• THE REQUEST
Extract all lines from the data beneath that include the word "Skoobe".

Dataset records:
--- Start ---

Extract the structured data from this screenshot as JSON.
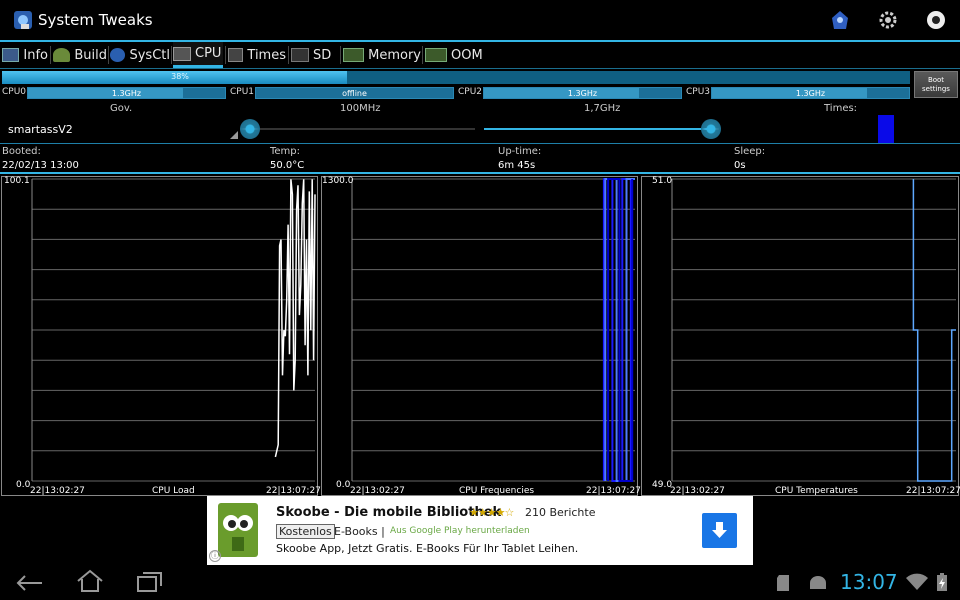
{
  "app": {
    "title": "System Tweaks"
  },
  "tabs": [
    {
      "label": "Info"
    },
    {
      "label": "Build"
    },
    {
      "label": "SysCtl"
    },
    {
      "label": "CPU"
    },
    {
      "label": "Times"
    },
    {
      "label": "SD"
    },
    {
      "label": "Memory"
    },
    {
      "label": "OOM"
    }
  ],
  "cpu_load": {
    "percent_label": "38%",
    "fraction": 0.38
  },
  "cpus": [
    {
      "name": "CPU0",
      "value": "1.3GHz"
    },
    {
      "name": "CPU1",
      "value": "offline"
    },
    {
      "name": "CPU2",
      "value": "1.3GHz"
    },
    {
      "name": "CPU3",
      "value": "1.3GHz"
    }
  ],
  "boot_settings": {
    "line1": "Boot",
    "line2": "settings"
  },
  "governor": {
    "gov_label": "Gov.",
    "gov_value": "smartassV2",
    "min_label": "100MHz",
    "max_label": "1,7GHz",
    "times_label": "Times:",
    "min_fraction": 0.0,
    "max_fraction": 1.0
  },
  "info": {
    "booted_label": "Booted:",
    "booted_value": "22/02/13 13:00",
    "temp_label": "Temp:",
    "temp_value": "50.0°C",
    "uptime_label": "Up-time:",
    "uptime_value": "6m 45s",
    "sleep_label": "Sleep:",
    "sleep_value": "0s"
  },
  "chart_data": [
    {
      "type": "line",
      "title": "CPU Load",
      "ylim": [
        0.0,
        100.1
      ],
      "y_top_label": "100.1",
      "y_bottom_label": "0.0",
      "x_start_label": "22|13:02:27",
      "x_end_label": "22|13:07:27",
      "color": "#ffffff",
      "x": [
        0.86,
        0.87,
        0.875,
        0.88,
        0.885,
        0.89,
        0.895,
        0.9,
        0.905,
        0.91,
        0.915,
        0.92,
        0.925,
        0.93,
        0.935,
        0.94,
        0.945,
        0.95,
        0.955,
        0.96,
        0.965,
        0.97,
        0.975,
        0.98,
        0.985,
        0.99,
        0.995,
        1.0
      ],
      "values": [
        8,
        12,
        78,
        80,
        35,
        50,
        48,
        60,
        85,
        42,
        100,
        95,
        30,
        40,
        90,
        98,
        55,
        65,
        92,
        100,
        45,
        80,
        35,
        96,
        50,
        100,
        40,
        95
      ]
    },
    {
      "type": "line",
      "title": "CPU Frequencies",
      "ylim": [
        0.0,
        1300.0
      ],
      "y_top_label": "1300.0",
      "y_bottom_label": "0.0",
      "x_start_label": "22|13:02:27",
      "x_end_label": "22|13:07:27",
      "series": [
        {
          "color": "#1a1aff",
          "x": [
            0.89,
            0.89,
            0.92,
            0.92,
            0.955,
            0.955,
            0.985,
            0.985
          ],
          "values": [
            0,
            1300,
            1300,
            0,
            0,
            1300,
            1300,
            0
          ]
        },
        {
          "color": "#4f7bff",
          "x": [
            0.895,
            0.895,
            0.935,
            0.935,
            0.97,
            0.97,
            1.0
          ],
          "values": [
            0,
            1300,
            1300,
            0,
            0,
            1300,
            1300
          ]
        },
        {
          "color": "#0000cc",
          "x": [
            0.905,
            0.905,
            0.945,
            0.945,
            0.99,
            0.99
          ],
          "values": [
            0,
            1300,
            1300,
            0,
            0,
            1300
          ]
        }
      ]
    },
    {
      "type": "line",
      "title": "CPU Temperatures",
      "ylim": [
        49.0,
        51.0
      ],
      "y_top_label": "51.0",
      "y_bottom_label": "49.0",
      "x_start_label": "22|13:02:27",
      "x_end_label": "22|13:07:27",
      "color": "#5ea8ff",
      "x": [
        0.85,
        0.85,
        0.865,
        0.865,
        0.985,
        0.985,
        1.0
      ],
      "values": [
        51.0,
        50.0,
        50.0,
        49.0,
        49.0,
        50.0,
        50.0
      ]
    }
  ],
  "ad": {
    "title": "Skoobe - Die mobile Bibliothek",
    "stars": "★★★★☆",
    "reviews": "210 Berichte",
    "price": "Kostenlos",
    "category": "E-Books |",
    "source": "Aus Google Play herunterladen",
    "description": "Skoobe App, Jetzt Gratis. E-Books Für Ihr Tablet Leihen.",
    "info": "ⓘ"
  },
  "status": {
    "time": "13:07"
  },
  "colors": {
    "accent": "#33b5e5",
    "background": "#000000"
  }
}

--- End ---

• REPLY TO THE EXERCISE
    "title": "Skoobe - Die mobile Bibliothek",
    "description": "Skoobe App, Jetzt Gratis. E-Books Für Ihr Tablet Leihen.",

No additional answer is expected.